§ **Brief**
Read through the data and report every line in which the word "this" occurs.

§ **Entries provided**
----------------

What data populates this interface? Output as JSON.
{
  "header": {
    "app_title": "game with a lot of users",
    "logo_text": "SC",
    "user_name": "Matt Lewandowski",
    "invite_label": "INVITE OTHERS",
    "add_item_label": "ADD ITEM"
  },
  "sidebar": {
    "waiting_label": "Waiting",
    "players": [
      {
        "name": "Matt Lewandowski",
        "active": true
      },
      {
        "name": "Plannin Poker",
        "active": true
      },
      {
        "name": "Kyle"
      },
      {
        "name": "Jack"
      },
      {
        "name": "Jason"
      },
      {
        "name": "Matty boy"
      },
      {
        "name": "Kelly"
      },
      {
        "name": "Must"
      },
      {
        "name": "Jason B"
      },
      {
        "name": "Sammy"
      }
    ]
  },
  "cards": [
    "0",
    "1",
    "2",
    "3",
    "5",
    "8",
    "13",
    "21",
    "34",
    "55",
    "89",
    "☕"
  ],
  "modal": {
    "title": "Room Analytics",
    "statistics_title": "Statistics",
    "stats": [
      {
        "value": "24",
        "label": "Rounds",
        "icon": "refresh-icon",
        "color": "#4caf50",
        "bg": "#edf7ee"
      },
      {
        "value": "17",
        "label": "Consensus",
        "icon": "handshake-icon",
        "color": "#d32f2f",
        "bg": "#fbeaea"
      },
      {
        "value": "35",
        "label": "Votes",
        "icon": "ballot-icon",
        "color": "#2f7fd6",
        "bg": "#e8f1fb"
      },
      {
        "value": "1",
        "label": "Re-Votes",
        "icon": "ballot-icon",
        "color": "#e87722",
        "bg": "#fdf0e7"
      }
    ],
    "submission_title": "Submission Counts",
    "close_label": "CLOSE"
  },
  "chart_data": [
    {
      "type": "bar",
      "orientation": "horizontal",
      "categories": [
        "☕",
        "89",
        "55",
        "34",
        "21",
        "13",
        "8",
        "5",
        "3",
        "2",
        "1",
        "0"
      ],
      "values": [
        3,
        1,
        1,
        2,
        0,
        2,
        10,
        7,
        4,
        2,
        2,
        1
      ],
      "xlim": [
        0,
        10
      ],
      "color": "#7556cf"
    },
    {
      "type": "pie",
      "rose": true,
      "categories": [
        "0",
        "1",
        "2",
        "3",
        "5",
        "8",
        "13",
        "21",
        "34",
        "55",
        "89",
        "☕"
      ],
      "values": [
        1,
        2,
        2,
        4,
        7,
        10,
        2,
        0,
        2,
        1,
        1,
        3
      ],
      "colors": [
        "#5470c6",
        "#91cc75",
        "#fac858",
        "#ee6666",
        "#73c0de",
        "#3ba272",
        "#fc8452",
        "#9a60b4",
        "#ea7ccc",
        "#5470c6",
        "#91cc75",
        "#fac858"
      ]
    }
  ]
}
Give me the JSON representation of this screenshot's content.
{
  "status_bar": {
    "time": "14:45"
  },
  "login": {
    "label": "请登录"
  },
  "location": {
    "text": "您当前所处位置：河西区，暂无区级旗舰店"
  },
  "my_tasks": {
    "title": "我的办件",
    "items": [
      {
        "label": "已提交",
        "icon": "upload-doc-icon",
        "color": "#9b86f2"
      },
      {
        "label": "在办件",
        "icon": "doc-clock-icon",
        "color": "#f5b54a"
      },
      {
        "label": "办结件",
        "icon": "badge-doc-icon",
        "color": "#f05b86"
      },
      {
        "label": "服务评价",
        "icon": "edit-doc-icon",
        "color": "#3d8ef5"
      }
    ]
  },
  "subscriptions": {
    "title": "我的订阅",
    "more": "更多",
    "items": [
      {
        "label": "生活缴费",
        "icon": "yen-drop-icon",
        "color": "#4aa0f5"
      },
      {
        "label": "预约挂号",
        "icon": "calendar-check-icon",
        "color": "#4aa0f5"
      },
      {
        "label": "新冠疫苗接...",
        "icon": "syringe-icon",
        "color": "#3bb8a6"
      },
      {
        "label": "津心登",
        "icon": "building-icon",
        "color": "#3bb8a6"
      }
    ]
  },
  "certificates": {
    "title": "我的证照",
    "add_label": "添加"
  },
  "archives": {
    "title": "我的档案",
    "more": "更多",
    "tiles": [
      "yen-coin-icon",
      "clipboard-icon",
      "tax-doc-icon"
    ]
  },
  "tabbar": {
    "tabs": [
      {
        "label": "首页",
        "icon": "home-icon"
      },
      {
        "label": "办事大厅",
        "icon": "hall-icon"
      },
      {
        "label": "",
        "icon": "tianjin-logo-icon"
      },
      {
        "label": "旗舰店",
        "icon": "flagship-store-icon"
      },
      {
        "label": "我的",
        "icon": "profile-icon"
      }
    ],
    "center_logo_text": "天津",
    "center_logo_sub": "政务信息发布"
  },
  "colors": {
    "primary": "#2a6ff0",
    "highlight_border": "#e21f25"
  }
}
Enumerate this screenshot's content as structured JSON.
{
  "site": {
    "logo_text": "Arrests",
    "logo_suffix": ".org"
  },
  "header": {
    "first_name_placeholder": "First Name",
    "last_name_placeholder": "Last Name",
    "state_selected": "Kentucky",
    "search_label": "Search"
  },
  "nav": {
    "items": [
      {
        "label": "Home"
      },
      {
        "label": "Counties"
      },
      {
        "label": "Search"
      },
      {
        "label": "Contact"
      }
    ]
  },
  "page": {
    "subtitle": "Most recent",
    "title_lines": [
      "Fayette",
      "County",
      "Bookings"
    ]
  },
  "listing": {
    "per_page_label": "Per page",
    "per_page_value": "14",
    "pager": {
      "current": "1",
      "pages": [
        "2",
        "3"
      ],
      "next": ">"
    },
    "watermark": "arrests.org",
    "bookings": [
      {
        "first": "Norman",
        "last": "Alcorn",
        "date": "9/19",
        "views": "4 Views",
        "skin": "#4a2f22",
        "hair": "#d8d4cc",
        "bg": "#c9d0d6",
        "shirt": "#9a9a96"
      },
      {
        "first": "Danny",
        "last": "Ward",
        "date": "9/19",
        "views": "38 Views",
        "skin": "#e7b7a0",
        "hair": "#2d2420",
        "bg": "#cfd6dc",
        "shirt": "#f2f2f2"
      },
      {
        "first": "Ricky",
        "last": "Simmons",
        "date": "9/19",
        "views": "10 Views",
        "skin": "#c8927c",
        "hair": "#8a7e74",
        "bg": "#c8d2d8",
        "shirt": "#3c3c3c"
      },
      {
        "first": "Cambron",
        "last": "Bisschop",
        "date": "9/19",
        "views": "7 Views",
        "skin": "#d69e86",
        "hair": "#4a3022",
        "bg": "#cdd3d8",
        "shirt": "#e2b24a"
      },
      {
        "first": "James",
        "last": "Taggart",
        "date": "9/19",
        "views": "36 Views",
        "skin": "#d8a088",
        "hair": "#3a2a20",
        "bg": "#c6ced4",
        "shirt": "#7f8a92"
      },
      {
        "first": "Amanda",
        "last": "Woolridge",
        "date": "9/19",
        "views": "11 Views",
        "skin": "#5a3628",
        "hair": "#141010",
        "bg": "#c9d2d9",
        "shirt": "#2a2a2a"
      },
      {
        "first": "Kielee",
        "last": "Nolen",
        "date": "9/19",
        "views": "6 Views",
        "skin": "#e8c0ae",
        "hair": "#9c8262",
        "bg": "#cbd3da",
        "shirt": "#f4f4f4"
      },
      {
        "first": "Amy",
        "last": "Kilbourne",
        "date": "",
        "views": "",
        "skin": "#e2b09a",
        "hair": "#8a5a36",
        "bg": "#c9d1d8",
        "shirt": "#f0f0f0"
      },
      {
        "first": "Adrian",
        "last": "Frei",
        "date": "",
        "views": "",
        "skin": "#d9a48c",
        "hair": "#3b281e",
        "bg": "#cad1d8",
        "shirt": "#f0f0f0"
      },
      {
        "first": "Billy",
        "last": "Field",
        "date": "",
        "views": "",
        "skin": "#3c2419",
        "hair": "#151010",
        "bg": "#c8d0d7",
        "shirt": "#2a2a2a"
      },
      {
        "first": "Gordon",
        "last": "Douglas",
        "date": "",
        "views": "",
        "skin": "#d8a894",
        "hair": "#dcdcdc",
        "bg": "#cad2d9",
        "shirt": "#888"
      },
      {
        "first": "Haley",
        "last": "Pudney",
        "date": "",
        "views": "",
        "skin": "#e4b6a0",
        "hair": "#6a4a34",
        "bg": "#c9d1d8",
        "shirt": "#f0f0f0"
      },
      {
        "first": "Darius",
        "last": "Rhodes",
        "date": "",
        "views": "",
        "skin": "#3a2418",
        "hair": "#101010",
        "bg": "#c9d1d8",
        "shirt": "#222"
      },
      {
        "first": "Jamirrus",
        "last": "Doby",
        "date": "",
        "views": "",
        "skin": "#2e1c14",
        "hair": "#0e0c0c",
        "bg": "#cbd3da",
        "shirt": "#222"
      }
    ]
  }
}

----------------

§ **Solution**
What data populates this interface? Output as JSON.
Give me the JSON representation of this screenshot's content.
Enumerate this screenshot's content as structured JSON.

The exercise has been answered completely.